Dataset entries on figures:
[Start]

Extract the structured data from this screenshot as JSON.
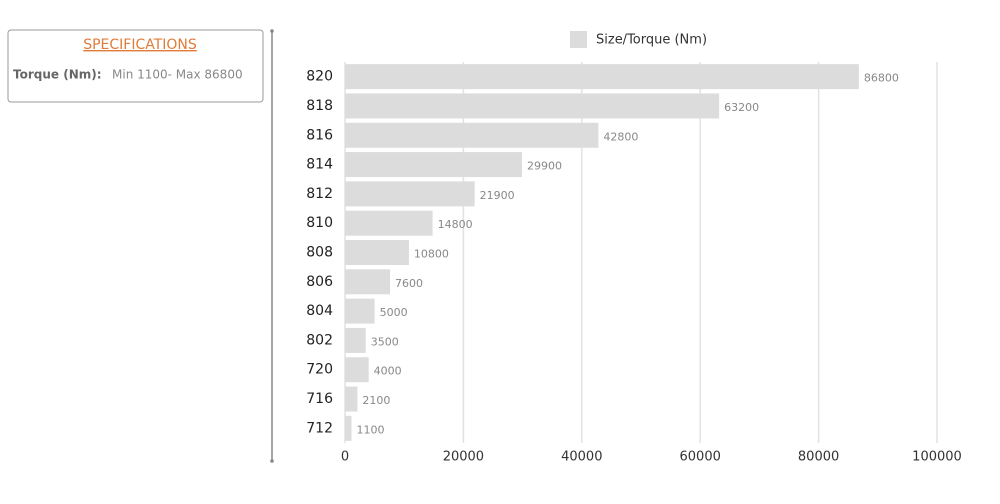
{
  "specs": {
    "title": "SPECIFICATIONS",
    "label": "Torque (Nm):",
    "value": "Min 1100- Max 86800"
  },
  "chart_data": {
    "type": "bar",
    "orientation": "horizontal",
    "categories": [
      "820",
      "818",
      "816",
      "814",
      "812",
      "810",
      "808",
      "806",
      "804",
      "802",
      "720",
      "716",
      "712"
    ],
    "series": [
      {
        "name": "Size/Torque (Nm)",
        "color": "#dcdcdc",
        "values": [
          86800,
          63200,
          42800,
          29900,
          21900,
          14800,
          10800,
          7600,
          5000,
          3500,
          4000,
          2100,
          1100
        ]
      }
    ],
    "xlim": [
      0,
      100000
    ],
    "xticks": [
      0,
      20000,
      40000,
      60000,
      80000,
      100000
    ],
    "grid": true
  }
}
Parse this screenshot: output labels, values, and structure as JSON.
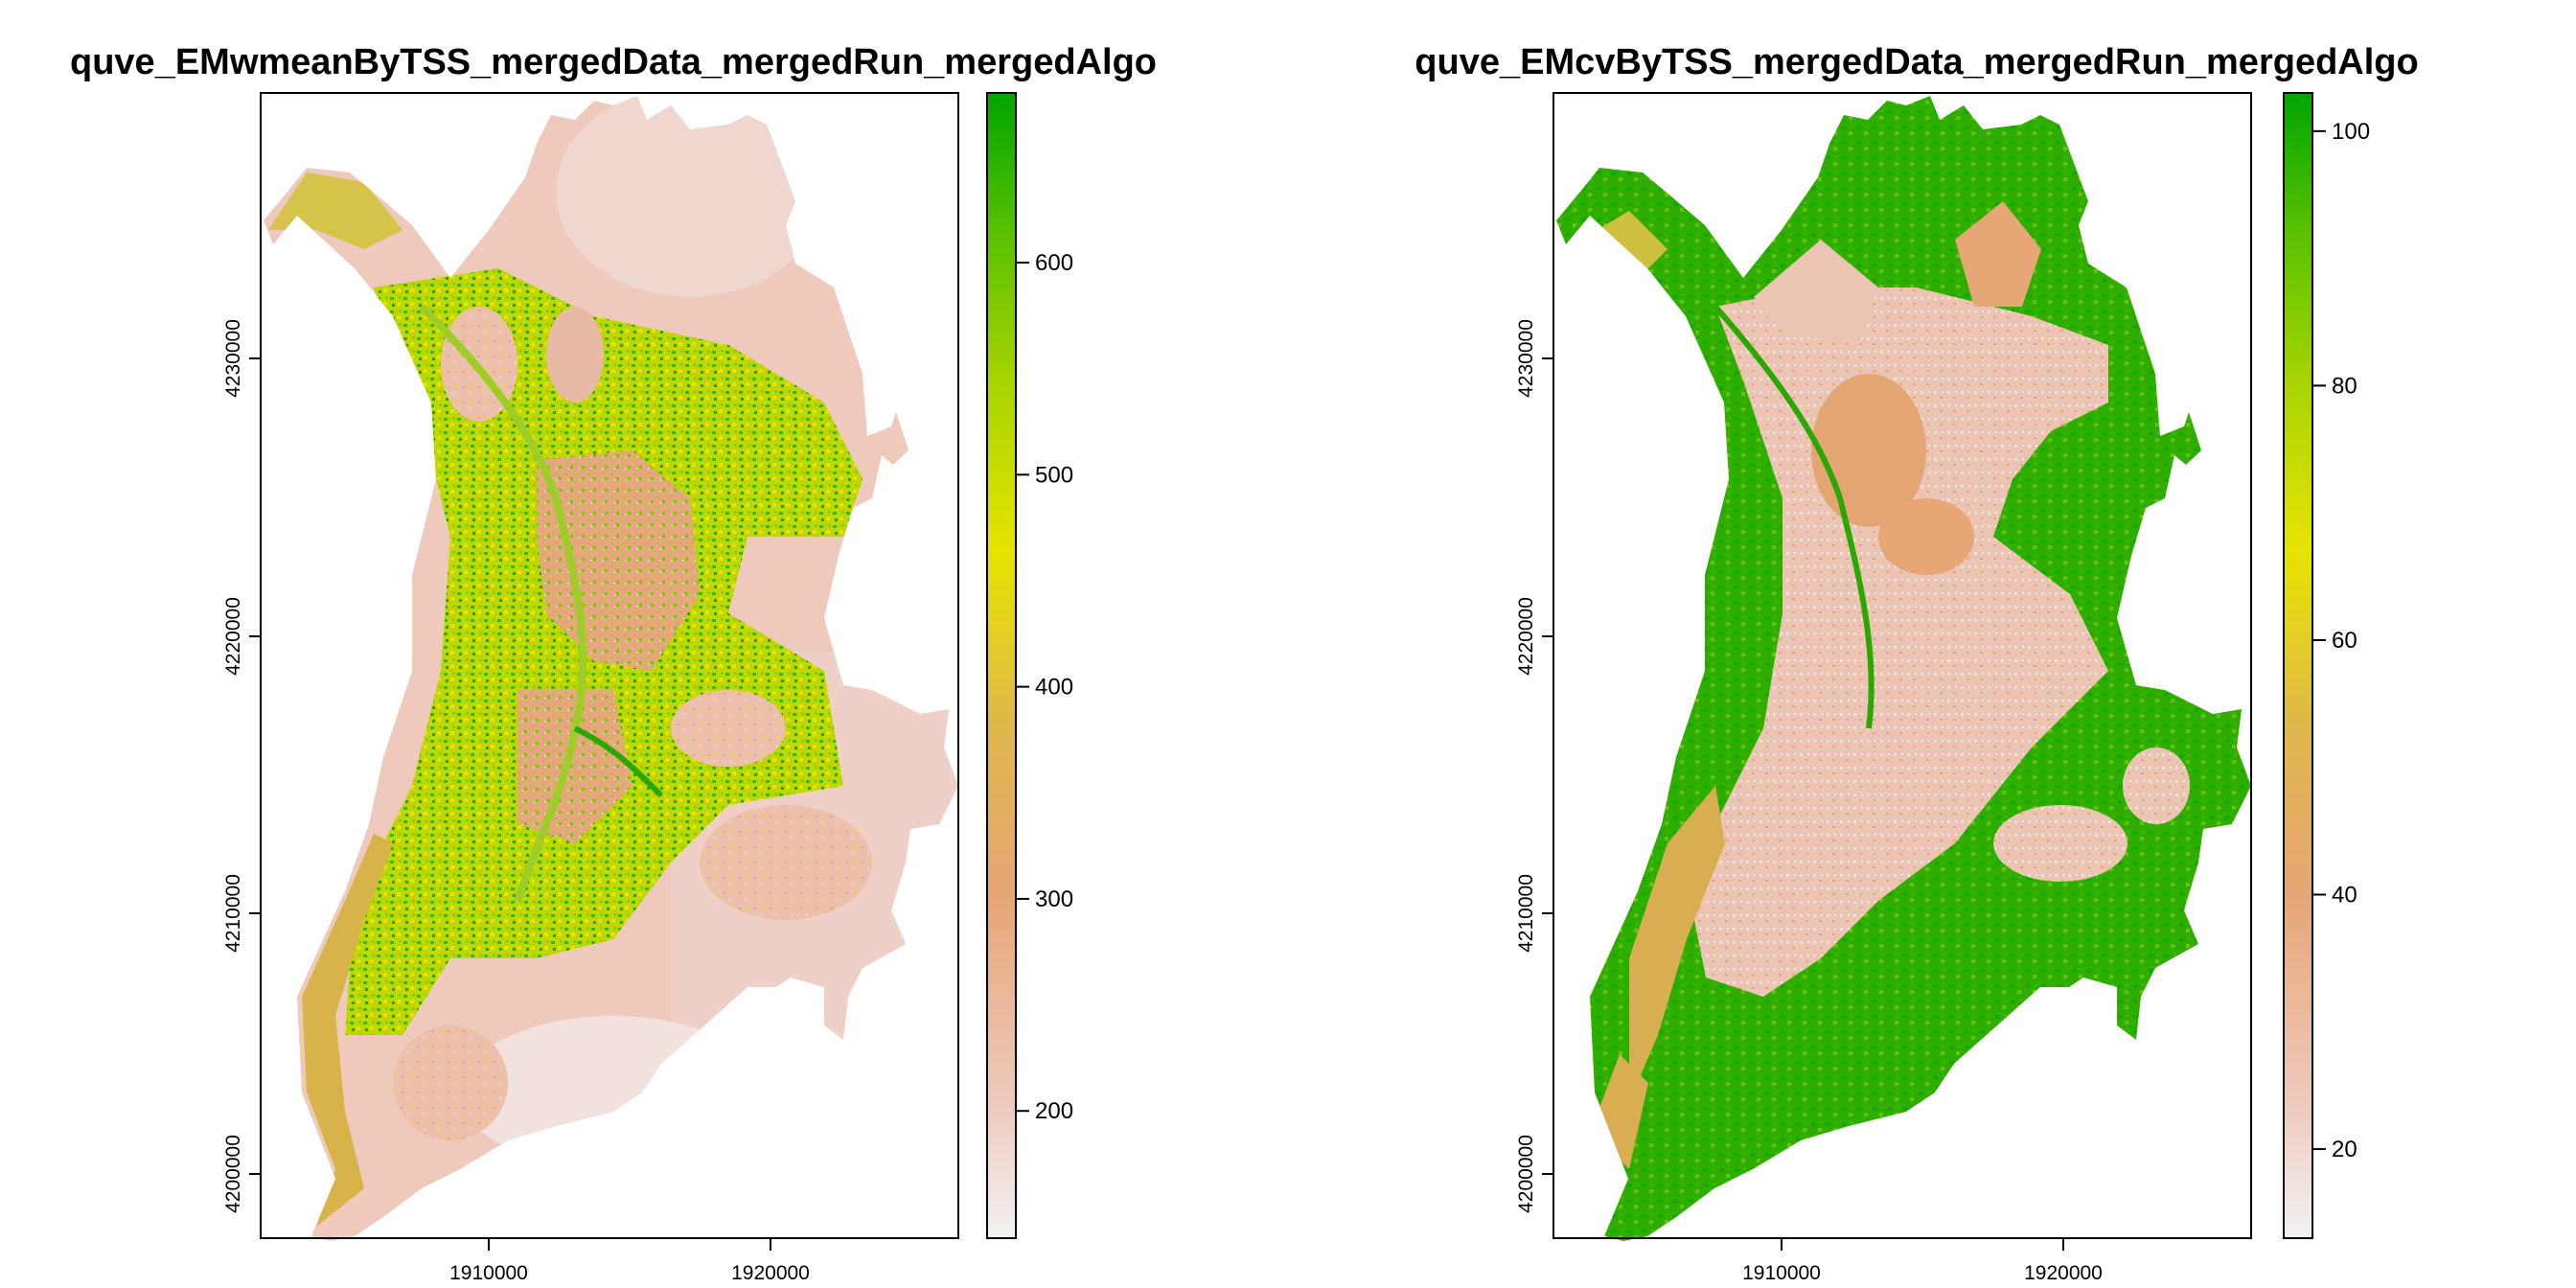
{
  "panels": [
    {
      "title": "quve_EMwmeanByTSS_mergedData_mergedRun_mergedAlgo",
      "x_ticks": [
        "1910000",
        "1920000"
      ],
      "y_ticks": [
        "4200000",
        "4210000",
        "4220000",
        "4230000"
      ],
      "colorbar": {
        "range": [
          140,
          680
        ],
        "ticks": [
          {
            "value": 200,
            "label": "200"
          },
          {
            "value": 300,
            "label": "300"
          },
          {
            "value": 400,
            "label": "400"
          },
          {
            "value": 500,
            "label": "500"
          },
          {
            "value": 600,
            "label": "600"
          }
        ]
      }
    },
    {
      "title": "quve_EMcvByTSS_mergedData_mergedRun_mergedAlgo",
      "x_ticks": [
        "1910000",
        "1920000"
      ],
      "y_ticks": [
        "4200000",
        "4210000",
        "4220000",
        "4230000"
      ],
      "colorbar": {
        "range": [
          13,
          103
        ],
        "ticks": [
          {
            "value": 20,
            "label": "20"
          },
          {
            "value": 40,
            "label": "40"
          },
          {
            "value": 60,
            "label": "60"
          },
          {
            "value": 80,
            "label": "80"
          },
          {
            "value": 100,
            "label": "100"
          }
        ]
      }
    }
  ],
  "colors": {
    "ramp": [
      "#f2f2f2",
      "#eec9bc",
      "#e6a676",
      "#e0b84a",
      "#e6e400",
      "#a6d400",
      "#58c000",
      "#00a600"
    ],
    "frame": "#000000"
  }
}
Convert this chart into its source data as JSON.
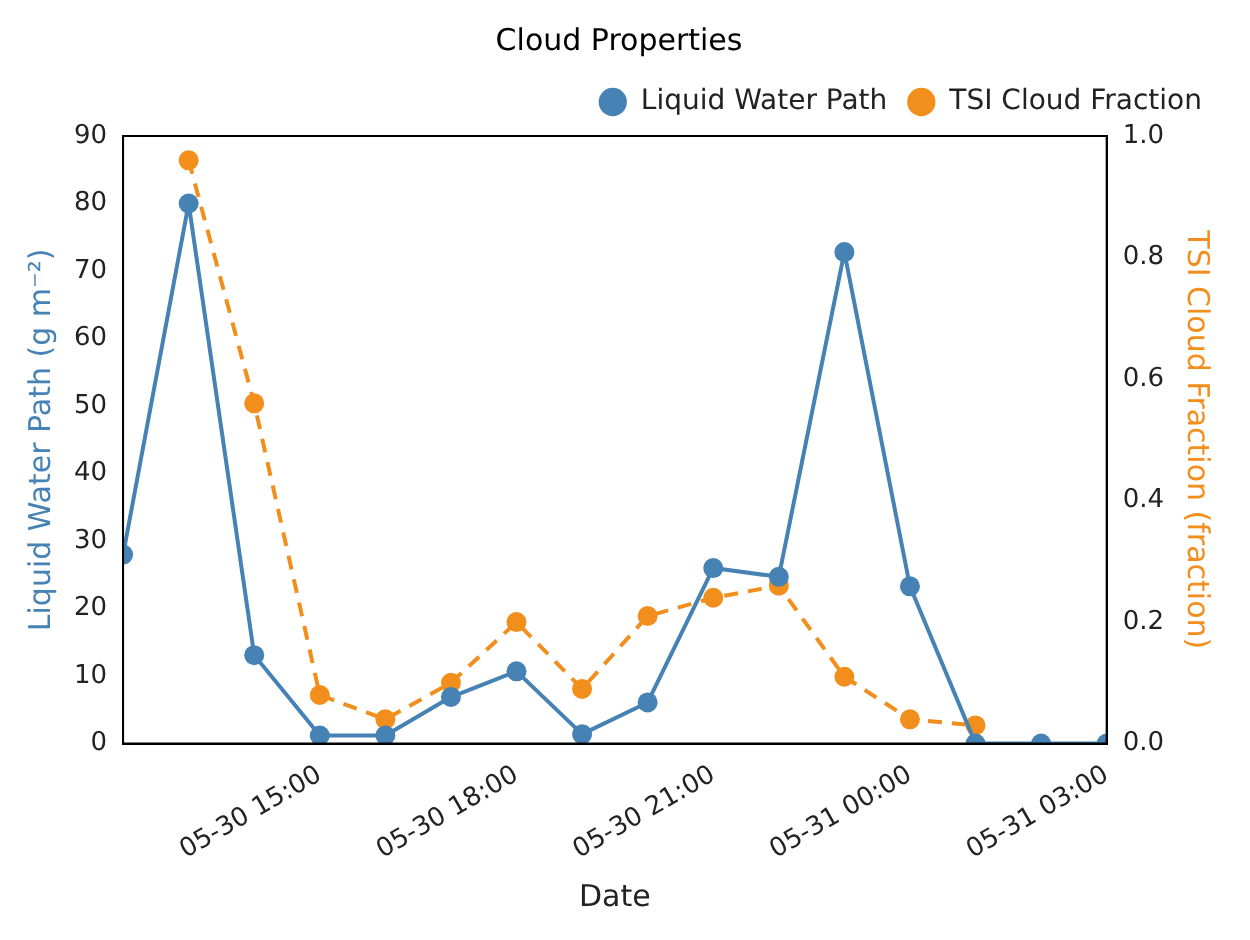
{
  "chart_data": {
    "type": "line",
    "title": "Cloud Properties",
    "xlabel": "Date",
    "ylabel": "Liquid Water Path (g m⁻²)",
    "y2label": "TSI Cloud Fraction (fraction)",
    "x": [
      "--05-30T12:00",
      "--05-30T13:00",
      "--05-30T14:00",
      "--05-30T15:00",
      "--05-30T16:00",
      "--05-30T17:00",
      "--05-30T18:00",
      "--05-30T19:00",
      "--05-30T20:00",
      "--05-30T21:00",
      "--05-30T22:00",
      "--05-30T23:00",
      "--05-31T00:00",
      "--05-31T01:00",
      "--05-31T02:00",
      "--05-31T03:00"
    ],
    "series": [
      {
        "name": "Liquid Water Path",
        "color": "#4682b4",
        "line_style": "solid",
        "values": [
          28,
          80,
          13.1,
          1.2,
          1.2,
          6.9,
          10.7,
          1.4,
          6.1,
          26,
          24.7,
          72.8,
          23.3,
          0,
          0,
          0
        ]
      },
      {
        "name": "TSI Cloud Fraction",
        "color": "#f28e1c",
        "line_style": "dashed",
        "axis": "y2",
        "values": [
          null,
          0.96,
          0.56,
          0.08,
          0.04,
          0.1,
          0.2,
          0.09,
          0.21,
          0.24,
          0.26,
          0.11,
          0.04,
          0.03,
          null,
          null
        ]
      }
    ],
    "xlim": [
      "--05-30T12:00",
      "--05-31T03:00"
    ],
    "xticks": [
      {
        "value": "--05-30T15:00",
        "label": "05-30 15:00"
      },
      {
        "value": "--05-30T18:00",
        "label": "05-30 18:00"
      },
      {
        "value": "--05-30T21:00",
        "label": "05-30 21:00"
      },
      {
        "value": "--05-31T00:00",
        "label": "05-31 00:00"
      },
      {
        "value": "--05-31T03:00",
        "label": "05-31 03:00"
      }
    ],
    "ylim": [
      0,
      90
    ],
    "yticks": [
      0,
      10,
      20,
      30,
      40,
      50,
      60,
      70,
      80,
      90
    ],
    "y2lim": [
      0,
      1
    ],
    "y2ticks": [
      {
        "value": 0,
        "label": "0.0"
      },
      {
        "value": 0.2,
        "label": "0.2"
      },
      {
        "value": 0.4,
        "label": "0.4"
      },
      {
        "value": 0.6,
        "label": "0.6"
      },
      {
        "value": 0.8,
        "label": "0.8"
      },
      {
        "value": 1,
        "label": "1.0"
      }
    ],
    "marker": "circle",
    "grid": false,
    "legend": "top right"
  }
}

[End]

» **What the exercise asks**
Pull every line containing "Liquid" out of the data above.

» **Answer to this task**
    "ylabel": "Liquid Water Path (g m⁻²)",
        "name": "Liquid Water Path",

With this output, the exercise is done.